──────── RECORDS

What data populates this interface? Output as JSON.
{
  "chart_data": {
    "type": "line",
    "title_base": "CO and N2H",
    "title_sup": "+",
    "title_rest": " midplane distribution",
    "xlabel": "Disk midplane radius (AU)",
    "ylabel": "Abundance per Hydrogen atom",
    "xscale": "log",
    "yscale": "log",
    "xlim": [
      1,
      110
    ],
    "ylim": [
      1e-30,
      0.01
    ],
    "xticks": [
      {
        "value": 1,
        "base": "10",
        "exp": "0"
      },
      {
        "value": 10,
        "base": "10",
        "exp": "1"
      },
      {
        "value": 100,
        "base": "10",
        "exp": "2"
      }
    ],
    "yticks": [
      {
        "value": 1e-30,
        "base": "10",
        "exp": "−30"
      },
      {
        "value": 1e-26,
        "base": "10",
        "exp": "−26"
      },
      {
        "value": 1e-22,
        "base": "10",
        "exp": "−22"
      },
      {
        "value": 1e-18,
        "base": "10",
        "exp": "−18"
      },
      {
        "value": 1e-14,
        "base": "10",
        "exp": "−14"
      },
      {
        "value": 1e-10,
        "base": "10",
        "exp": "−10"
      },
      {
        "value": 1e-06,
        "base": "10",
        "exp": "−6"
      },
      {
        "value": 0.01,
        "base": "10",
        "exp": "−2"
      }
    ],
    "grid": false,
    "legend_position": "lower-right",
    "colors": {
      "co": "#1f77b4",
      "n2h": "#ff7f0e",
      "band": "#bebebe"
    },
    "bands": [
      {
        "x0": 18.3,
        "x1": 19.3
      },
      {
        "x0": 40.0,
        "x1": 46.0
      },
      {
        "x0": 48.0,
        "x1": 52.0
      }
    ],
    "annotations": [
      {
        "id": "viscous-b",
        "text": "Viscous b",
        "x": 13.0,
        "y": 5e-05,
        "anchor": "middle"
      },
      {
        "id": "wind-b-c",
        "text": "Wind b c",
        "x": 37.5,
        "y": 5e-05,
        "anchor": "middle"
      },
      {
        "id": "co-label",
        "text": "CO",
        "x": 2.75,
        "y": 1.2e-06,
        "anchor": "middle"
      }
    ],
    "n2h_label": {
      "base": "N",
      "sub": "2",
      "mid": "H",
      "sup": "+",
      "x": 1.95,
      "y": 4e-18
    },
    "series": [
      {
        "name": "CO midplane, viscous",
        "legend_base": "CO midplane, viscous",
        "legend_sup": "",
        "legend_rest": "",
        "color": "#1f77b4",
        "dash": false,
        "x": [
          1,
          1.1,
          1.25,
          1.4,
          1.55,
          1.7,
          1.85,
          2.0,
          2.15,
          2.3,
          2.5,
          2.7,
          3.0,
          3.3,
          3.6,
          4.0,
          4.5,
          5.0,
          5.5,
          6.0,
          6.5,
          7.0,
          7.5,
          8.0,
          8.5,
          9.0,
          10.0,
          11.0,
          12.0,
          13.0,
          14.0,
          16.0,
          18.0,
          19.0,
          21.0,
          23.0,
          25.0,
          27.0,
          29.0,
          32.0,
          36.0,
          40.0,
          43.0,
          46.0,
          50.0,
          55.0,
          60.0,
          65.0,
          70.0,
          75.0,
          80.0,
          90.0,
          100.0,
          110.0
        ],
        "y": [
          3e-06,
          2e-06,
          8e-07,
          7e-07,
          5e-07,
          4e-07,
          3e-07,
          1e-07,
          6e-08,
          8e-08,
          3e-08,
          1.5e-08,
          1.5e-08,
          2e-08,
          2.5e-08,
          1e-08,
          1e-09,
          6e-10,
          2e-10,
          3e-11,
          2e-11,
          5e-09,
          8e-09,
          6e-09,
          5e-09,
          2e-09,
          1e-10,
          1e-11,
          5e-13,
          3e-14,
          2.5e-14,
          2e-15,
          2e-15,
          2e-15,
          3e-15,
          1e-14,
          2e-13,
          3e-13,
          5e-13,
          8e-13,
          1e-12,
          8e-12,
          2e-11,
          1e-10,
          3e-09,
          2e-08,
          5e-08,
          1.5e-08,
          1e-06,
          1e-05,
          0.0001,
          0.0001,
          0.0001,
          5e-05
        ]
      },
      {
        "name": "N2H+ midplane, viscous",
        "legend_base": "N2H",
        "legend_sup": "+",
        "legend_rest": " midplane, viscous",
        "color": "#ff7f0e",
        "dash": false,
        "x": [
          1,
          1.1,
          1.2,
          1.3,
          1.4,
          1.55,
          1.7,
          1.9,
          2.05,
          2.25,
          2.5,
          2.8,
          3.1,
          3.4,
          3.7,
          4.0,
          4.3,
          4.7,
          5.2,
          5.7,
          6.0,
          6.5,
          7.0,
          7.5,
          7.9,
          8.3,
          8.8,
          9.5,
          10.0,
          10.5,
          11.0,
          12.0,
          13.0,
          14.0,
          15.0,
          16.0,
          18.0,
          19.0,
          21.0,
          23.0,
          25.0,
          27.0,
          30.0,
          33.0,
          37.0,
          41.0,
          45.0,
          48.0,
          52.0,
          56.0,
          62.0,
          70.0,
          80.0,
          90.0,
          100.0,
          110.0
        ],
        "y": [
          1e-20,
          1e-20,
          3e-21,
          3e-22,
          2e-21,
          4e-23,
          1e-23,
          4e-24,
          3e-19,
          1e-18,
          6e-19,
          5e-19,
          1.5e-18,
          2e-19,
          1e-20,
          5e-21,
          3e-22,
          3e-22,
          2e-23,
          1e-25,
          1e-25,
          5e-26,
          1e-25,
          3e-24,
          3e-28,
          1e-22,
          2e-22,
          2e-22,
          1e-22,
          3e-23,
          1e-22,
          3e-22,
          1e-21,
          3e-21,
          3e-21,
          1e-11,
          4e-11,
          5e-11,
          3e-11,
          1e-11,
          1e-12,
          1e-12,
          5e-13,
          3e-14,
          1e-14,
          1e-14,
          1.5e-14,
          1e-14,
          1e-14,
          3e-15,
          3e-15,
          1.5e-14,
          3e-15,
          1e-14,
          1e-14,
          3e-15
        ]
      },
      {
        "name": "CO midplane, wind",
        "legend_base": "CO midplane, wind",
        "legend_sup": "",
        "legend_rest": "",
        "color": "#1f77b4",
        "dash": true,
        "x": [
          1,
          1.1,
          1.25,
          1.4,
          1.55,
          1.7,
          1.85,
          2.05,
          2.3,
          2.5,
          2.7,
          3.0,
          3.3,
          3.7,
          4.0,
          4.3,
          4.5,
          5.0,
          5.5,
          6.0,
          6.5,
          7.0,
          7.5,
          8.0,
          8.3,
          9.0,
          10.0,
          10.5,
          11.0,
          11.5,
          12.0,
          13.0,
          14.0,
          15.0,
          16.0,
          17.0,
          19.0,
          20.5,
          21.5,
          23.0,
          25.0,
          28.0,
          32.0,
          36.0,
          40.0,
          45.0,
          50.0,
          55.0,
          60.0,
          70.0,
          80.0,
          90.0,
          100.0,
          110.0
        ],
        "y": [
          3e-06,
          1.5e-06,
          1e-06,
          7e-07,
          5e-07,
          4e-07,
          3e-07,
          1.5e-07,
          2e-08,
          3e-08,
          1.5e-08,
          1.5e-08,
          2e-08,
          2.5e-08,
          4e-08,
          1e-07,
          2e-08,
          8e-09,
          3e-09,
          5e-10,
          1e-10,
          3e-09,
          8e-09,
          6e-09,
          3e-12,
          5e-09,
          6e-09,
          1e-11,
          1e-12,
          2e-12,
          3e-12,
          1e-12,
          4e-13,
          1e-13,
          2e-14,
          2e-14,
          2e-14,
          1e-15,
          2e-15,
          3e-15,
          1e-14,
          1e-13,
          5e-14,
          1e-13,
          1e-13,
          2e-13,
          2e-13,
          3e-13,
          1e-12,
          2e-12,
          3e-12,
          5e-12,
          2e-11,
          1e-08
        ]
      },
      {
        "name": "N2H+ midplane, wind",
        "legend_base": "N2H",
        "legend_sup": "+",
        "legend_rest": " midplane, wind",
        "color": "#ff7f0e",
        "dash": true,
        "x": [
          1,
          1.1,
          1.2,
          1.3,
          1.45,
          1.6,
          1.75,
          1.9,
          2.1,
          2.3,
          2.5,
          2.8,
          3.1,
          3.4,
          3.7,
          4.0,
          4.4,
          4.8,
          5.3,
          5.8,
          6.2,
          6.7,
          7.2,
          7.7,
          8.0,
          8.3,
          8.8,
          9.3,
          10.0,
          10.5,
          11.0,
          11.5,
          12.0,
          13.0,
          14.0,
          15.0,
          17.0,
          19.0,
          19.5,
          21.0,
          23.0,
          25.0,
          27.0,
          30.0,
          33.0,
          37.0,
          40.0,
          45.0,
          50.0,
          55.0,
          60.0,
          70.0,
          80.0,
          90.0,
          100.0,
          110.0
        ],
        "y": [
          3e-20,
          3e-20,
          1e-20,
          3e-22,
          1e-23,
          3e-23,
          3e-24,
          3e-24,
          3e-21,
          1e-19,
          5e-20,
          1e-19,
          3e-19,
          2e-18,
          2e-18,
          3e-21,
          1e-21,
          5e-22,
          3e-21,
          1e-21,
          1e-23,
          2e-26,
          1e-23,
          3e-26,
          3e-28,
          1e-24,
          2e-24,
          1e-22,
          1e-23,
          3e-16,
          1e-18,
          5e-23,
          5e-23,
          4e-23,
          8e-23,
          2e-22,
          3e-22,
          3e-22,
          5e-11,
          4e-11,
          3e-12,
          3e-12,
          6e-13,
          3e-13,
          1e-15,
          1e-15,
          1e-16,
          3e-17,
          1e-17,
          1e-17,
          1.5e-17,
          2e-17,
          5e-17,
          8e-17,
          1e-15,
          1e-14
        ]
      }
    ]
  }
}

────────────────

**AIM**
Report all lines of the material that contain the word "name".

**ANSWER IN FULL**
        "name": "CO midplane, viscous",
        "name": "N2H+ midplane, viscous",
        "name": "CO midplane, wind",
        "name": "N2H+ midplane, wind",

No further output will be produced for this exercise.